Text segment:

★ ★ ★

Good & Bad PR 4 minute read
Banksy is back making headlines in the South West and beyond, after leaving his unique artwork across the exterior wall of a Bristol school. This move follows the naming of a school house in Banksy’s honour at Bridge Farm Primary. Although it’s a typically political and strange design, the teachers and pupils were thrilled by their new décor on their return from half term, with the head teacher branding it ‘inspirational and aspirational’.
This is a lovely community-inspired move by the famous anonymous artist, showing his appreciation for their recognition with the best gift he could give. The media has always had a fascination with Banksy, largely due to his anonymity, and every new design always makes headlines – as well as often booming the value of the property in question.
The lovely Martin Lewis is another fellow who is enjoying the limelight, following a great response from the media to an exceptionally ‘reliable’ and ‘reasonable’ guide to the EU referendum. The guide explains the situation and arguments in a balanced way, without any confusing jargon or wild accusations; essentially, it’s exactly what people need. He says himself that there are ‘more shades of grey than E L James’ bookshelf’ in this issue, and he’s certainly right, so if there are any measures to simplify the situation it will be warmly received. This also furthers his position as a trustworthy public figure and a man of the people.
Moving onto more corporate news, Vimto has announced that it is expecting a surge in sales during Ramadan, revealing that it has become hugely popular in the Middle East as the religious festival sees the brand experience massive sales peaks. This unexpected market has attracted media attention even over here in the UK, revealing that there’s more to the Manchester-born purple can than meets the eye.
Now for the other side of the coin, Sports Direct has been facing intense scrutiny following an awful story hitting the headlines about the high-pressure working conditions, investigated following the revelation that a worker gave birth in warehouse toilets for fear of taking too much time off work to have her baby. The company’s six-strike policy has meant that staff members have been sacked for such trivial pursuits as ‘excessive chatting’ and ‘horseplay’, leaving the media to compare the sports retailer to a Victorian sweatshop. It also found that some staff had been paid less than the minimum wage and some managers were abusing their positions and behaving like ‘sexual predators’.

★ ★ ★

Tasks and exercises:
(a) Rewrite the paragraph of the PR news roundup that begins "Moving onto more corporate news" as a short bulleted list that keeps its main facts.
(b) Write the next paragraph of the PR news roundup, picking up after its final sentence.

★ ★ ★

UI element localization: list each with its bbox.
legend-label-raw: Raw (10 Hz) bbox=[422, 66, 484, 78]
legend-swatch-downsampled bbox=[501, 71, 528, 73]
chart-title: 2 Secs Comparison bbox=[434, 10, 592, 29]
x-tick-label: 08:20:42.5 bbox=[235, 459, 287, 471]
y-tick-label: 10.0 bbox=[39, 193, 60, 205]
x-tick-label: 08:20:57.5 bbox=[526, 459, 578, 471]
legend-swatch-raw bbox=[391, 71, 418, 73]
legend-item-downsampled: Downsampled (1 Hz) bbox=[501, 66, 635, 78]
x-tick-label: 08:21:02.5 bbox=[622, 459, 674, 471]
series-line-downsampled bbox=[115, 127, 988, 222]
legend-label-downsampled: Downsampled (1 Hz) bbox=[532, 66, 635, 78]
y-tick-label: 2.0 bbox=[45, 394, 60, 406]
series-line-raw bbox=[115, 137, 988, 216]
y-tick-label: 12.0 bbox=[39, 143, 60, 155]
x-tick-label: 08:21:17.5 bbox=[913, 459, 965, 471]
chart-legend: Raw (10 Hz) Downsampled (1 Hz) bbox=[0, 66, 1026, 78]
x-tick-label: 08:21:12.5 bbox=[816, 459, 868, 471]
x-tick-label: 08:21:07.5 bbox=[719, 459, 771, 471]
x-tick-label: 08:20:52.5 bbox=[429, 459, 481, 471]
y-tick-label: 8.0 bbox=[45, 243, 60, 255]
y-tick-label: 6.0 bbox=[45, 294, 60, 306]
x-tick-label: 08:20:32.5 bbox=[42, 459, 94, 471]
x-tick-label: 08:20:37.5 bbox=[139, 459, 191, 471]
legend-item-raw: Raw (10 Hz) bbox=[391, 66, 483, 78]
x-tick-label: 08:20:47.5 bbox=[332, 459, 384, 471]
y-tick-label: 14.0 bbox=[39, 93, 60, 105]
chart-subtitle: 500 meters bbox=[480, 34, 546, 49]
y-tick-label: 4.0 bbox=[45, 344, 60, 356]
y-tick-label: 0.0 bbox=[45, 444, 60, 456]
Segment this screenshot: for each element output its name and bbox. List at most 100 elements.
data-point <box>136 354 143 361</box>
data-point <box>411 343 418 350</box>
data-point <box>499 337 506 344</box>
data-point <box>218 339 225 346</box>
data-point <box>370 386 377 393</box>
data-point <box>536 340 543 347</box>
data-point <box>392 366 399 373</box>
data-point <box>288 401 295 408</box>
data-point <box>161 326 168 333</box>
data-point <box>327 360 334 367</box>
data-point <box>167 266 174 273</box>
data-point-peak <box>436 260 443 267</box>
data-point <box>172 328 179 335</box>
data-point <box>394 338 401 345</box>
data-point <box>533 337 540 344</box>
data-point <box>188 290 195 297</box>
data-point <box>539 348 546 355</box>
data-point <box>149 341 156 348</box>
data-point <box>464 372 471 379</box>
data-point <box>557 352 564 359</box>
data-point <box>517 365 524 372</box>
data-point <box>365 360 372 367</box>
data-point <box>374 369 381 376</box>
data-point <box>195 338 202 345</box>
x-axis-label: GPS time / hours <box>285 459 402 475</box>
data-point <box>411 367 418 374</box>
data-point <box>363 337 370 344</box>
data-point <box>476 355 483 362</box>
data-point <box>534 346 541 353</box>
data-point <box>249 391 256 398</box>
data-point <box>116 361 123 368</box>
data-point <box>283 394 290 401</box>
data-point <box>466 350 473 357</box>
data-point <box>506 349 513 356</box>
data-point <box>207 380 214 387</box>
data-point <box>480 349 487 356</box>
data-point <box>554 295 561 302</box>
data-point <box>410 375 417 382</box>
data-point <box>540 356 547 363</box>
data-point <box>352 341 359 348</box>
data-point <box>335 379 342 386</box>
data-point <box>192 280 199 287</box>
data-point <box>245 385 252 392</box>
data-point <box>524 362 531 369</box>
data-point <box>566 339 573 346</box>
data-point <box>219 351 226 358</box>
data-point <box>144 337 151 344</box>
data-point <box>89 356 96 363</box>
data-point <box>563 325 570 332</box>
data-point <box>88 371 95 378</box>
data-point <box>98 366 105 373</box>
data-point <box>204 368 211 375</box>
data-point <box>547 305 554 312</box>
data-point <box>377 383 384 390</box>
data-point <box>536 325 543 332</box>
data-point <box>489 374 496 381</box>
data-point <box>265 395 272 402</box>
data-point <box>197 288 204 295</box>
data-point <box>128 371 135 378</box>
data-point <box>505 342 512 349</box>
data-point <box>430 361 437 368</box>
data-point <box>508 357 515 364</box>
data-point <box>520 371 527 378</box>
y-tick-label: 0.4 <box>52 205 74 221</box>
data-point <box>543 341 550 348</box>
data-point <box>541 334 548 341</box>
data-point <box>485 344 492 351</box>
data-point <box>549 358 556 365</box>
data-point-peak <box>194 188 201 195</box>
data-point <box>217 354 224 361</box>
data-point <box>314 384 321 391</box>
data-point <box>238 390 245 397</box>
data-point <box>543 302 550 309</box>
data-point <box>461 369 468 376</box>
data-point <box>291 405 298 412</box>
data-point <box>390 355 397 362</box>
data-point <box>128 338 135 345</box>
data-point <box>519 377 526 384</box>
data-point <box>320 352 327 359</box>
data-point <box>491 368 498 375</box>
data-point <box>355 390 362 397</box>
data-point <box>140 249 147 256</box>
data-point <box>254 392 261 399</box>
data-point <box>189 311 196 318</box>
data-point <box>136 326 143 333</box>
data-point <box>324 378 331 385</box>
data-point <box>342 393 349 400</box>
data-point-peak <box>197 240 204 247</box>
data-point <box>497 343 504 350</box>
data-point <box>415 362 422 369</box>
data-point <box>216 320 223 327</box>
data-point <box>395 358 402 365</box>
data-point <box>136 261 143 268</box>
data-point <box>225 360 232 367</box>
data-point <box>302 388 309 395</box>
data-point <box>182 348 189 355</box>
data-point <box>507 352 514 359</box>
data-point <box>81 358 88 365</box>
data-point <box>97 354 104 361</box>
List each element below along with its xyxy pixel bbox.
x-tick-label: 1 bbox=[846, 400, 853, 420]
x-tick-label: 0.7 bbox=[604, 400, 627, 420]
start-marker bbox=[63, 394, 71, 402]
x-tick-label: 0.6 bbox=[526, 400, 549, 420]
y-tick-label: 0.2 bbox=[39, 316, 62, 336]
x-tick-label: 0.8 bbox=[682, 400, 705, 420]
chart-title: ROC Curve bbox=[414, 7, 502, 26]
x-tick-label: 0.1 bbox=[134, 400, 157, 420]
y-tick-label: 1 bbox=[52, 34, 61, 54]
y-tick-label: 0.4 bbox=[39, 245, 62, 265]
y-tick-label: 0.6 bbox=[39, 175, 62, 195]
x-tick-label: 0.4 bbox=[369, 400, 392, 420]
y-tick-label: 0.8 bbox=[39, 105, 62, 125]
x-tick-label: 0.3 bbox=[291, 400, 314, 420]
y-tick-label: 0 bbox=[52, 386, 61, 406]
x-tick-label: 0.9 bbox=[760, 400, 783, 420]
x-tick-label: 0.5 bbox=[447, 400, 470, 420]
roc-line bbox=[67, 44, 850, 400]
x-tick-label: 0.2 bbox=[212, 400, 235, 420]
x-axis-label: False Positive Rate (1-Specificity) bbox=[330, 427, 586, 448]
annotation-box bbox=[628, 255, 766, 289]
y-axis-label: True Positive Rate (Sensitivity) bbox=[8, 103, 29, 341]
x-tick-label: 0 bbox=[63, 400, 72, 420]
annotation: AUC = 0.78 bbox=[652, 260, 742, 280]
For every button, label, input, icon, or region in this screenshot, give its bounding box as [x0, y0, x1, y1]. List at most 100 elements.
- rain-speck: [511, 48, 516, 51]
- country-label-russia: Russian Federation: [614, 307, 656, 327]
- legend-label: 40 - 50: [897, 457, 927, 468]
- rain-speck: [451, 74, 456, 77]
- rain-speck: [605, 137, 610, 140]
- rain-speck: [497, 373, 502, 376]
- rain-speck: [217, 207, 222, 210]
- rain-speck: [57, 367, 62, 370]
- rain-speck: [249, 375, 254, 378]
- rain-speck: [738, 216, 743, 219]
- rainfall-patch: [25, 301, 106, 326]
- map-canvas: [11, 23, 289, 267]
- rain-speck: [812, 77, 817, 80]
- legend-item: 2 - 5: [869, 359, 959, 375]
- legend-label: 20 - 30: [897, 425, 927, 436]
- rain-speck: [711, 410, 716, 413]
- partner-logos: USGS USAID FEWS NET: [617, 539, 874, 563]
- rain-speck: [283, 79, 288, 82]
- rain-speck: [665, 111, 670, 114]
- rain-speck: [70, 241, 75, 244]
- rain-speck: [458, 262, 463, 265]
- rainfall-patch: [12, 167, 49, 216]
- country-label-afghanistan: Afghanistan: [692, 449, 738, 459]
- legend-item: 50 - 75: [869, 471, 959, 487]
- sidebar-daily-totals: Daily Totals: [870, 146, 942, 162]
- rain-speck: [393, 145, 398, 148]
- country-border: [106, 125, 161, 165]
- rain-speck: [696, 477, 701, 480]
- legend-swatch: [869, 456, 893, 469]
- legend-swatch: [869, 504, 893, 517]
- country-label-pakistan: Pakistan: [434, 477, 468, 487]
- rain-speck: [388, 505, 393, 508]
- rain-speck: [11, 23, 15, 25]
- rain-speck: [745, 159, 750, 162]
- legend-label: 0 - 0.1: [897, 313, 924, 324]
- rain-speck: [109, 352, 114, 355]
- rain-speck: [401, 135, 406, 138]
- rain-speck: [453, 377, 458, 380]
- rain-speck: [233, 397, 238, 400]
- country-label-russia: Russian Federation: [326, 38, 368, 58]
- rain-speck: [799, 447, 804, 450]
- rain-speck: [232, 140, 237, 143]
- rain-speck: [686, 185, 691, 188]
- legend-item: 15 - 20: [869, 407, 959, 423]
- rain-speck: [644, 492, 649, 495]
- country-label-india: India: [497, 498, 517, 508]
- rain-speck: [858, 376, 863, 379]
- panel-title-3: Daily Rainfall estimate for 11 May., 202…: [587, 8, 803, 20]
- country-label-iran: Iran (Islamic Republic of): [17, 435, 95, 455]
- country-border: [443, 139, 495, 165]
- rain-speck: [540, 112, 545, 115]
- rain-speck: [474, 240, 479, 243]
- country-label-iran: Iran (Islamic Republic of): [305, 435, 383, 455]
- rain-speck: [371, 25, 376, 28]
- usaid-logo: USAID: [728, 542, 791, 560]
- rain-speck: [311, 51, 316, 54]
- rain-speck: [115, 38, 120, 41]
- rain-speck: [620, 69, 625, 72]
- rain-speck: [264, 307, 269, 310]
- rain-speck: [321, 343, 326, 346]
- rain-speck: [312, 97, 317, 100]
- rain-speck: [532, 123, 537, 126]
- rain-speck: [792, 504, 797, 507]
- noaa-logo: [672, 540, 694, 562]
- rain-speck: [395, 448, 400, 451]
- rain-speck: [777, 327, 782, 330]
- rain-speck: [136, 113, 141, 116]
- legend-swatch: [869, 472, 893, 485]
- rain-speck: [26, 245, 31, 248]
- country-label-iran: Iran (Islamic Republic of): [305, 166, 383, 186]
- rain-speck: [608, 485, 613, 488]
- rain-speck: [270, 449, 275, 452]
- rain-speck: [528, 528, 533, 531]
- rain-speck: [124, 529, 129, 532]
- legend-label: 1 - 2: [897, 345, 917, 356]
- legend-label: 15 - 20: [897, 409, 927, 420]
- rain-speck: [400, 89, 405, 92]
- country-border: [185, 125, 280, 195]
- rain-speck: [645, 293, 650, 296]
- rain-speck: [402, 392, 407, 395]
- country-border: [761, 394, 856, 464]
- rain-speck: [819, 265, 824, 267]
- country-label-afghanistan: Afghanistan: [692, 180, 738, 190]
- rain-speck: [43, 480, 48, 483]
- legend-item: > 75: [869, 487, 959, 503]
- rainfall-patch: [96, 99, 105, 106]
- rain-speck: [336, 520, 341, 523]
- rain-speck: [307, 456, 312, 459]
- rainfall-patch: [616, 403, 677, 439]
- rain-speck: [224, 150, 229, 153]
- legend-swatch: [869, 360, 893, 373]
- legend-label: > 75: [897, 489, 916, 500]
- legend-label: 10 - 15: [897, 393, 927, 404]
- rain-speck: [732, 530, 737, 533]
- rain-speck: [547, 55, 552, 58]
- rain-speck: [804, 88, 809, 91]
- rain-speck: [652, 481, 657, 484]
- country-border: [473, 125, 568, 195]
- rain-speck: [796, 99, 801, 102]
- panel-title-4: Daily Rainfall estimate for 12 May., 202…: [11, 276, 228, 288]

★ ★ ★

Answers by item number:
(a)
- Vimto expects a surge in sales during Ramadan.
- The drink has become hugely popular in the Middle East, where the religious festival brings the brand massive sales peaks.
- This unexpected market has drawn media attention in the UK, showing there is more to the Manchester-born purple can than meets the eye.

(b)
While Mike Ashley, Sports Direct boss, positioned all this information as a series of ‘unpleasant surprises’ to him when in front of the MPs of the Business Committee, there’s only so far that he can play ignorant – and the papers are already branding him ‘arrogant’. Mr Ashley is also the owner of Newcastle United FC, which was relegated to the Championship last month. Not a good time for the man all round.
Moving over to some TV news now, Chris Evans is another man who is just not having a good time at the moment. Following its return to our screen, Top Gear has seen a plummet in viewer stats and many are placing the blame on the new chief presenter of the show. From criticism over how ‘shouty’ he appears through to questions over the authenticity of the relationship between him and Matt LeBlanc, many viewers have been left disappointed in the show and seem to be switching off as a result.
Noel Edmonds is another fellow who’s been royally upsetting people, this time through the medium of Twitter. The Twittersphere is a rather hazardous place at the best of times, but Noel Edmunds has caused quite the stir by apparently stating that an electromagnetic pulse machine can ‘tackle’ cancer – something the manufacturers vehemently deny. When questioned, he then rounded on a tweeter and suggested his cancer was due to his ‘negative energy’, which has since caused outrage throughout the Twittersphere and beyond.